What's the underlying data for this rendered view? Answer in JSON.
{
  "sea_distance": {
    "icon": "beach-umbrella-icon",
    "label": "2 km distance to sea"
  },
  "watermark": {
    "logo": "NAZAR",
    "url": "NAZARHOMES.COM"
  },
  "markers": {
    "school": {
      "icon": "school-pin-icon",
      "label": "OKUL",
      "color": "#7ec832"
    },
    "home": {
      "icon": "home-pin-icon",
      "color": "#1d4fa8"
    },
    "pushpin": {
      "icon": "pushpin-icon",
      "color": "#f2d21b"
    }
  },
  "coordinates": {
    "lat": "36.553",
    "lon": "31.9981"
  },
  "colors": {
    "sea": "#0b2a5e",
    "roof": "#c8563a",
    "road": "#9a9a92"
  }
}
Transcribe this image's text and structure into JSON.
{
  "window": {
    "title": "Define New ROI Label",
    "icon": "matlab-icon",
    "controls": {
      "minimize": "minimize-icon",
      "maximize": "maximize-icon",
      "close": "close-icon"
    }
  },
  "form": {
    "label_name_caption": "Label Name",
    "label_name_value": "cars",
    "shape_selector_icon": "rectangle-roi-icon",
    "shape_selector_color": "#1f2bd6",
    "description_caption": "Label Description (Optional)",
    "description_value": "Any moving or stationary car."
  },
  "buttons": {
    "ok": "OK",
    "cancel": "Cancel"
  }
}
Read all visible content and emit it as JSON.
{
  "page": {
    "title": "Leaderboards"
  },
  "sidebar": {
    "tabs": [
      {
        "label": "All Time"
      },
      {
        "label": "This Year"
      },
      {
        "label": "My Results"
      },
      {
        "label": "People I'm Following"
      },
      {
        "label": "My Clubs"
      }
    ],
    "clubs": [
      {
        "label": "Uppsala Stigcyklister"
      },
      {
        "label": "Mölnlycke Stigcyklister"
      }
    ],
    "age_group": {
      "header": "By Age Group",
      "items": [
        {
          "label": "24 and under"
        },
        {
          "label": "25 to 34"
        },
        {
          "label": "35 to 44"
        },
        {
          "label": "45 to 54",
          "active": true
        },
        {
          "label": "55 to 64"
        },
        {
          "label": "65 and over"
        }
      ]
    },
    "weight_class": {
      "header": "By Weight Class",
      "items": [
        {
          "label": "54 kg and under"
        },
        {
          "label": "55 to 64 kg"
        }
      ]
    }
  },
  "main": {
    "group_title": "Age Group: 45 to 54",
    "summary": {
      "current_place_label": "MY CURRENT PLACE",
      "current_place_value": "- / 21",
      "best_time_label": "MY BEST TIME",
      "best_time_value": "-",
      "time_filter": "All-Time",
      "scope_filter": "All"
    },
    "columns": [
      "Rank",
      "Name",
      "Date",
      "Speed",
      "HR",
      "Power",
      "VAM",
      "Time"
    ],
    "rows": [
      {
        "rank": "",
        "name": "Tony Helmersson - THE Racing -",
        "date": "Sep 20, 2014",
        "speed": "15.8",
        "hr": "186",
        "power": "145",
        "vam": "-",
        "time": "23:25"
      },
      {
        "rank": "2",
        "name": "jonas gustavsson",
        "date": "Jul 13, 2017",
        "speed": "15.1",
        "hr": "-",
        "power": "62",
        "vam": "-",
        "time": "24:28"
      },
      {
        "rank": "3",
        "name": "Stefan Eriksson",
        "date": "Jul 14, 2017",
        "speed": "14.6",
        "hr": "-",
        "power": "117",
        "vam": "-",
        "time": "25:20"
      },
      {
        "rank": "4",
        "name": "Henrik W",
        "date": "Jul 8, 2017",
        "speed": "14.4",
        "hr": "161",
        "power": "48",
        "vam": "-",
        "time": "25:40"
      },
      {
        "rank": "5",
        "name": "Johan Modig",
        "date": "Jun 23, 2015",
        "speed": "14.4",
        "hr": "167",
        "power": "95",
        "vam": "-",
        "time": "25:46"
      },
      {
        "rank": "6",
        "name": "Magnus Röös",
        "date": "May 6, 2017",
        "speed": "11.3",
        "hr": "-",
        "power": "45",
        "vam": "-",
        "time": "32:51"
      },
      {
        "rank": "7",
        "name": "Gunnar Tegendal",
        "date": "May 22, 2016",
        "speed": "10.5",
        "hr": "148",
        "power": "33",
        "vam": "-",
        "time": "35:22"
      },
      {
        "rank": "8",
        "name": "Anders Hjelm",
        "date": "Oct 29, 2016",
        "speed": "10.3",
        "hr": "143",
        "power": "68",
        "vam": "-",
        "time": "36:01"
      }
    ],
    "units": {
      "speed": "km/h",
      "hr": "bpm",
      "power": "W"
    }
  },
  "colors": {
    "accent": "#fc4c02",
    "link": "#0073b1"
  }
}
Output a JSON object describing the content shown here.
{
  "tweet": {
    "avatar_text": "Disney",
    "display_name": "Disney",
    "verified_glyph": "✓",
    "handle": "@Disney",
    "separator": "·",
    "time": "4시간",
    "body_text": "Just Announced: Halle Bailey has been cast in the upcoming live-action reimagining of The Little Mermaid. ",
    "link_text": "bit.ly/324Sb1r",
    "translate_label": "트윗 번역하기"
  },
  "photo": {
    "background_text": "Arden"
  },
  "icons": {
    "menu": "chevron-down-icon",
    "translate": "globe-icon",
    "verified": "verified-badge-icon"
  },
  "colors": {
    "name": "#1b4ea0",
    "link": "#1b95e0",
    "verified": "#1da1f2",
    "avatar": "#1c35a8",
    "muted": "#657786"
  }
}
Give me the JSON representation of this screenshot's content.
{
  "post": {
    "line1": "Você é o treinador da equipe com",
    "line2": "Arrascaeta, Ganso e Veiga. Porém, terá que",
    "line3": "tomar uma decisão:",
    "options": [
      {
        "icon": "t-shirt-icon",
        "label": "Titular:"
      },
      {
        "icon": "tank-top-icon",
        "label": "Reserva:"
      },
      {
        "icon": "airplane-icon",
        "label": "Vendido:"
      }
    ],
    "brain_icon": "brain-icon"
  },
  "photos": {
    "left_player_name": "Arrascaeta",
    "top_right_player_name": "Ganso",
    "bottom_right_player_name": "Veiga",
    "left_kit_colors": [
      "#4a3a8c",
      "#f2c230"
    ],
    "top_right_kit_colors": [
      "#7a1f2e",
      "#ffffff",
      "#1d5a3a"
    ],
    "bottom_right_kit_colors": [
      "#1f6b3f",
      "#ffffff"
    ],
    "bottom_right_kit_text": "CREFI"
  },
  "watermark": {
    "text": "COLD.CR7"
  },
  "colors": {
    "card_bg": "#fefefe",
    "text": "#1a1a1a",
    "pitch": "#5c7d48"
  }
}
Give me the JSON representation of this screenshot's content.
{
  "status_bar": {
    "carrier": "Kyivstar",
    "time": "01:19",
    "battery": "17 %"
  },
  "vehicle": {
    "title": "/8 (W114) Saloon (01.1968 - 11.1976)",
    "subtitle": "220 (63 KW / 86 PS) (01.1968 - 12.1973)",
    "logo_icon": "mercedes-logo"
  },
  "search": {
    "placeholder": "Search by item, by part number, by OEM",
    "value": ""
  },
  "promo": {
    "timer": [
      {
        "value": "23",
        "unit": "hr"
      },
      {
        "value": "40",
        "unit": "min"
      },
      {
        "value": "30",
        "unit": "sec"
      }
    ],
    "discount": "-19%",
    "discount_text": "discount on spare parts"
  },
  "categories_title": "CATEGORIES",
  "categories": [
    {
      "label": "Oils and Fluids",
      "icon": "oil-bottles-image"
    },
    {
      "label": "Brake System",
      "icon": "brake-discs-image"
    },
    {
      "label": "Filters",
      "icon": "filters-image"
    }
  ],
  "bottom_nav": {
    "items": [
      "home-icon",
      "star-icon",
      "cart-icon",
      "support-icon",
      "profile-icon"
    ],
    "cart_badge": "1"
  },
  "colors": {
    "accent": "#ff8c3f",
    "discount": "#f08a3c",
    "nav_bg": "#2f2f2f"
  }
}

◆ EXERCISE GOAL
From the entries above, copy every line containing the word "discount".

◆ WRITTEN SOLUTION
    "discount": "-19%",
    "discount_text": "discount on spare parts"
    "discount": "#f08a3c",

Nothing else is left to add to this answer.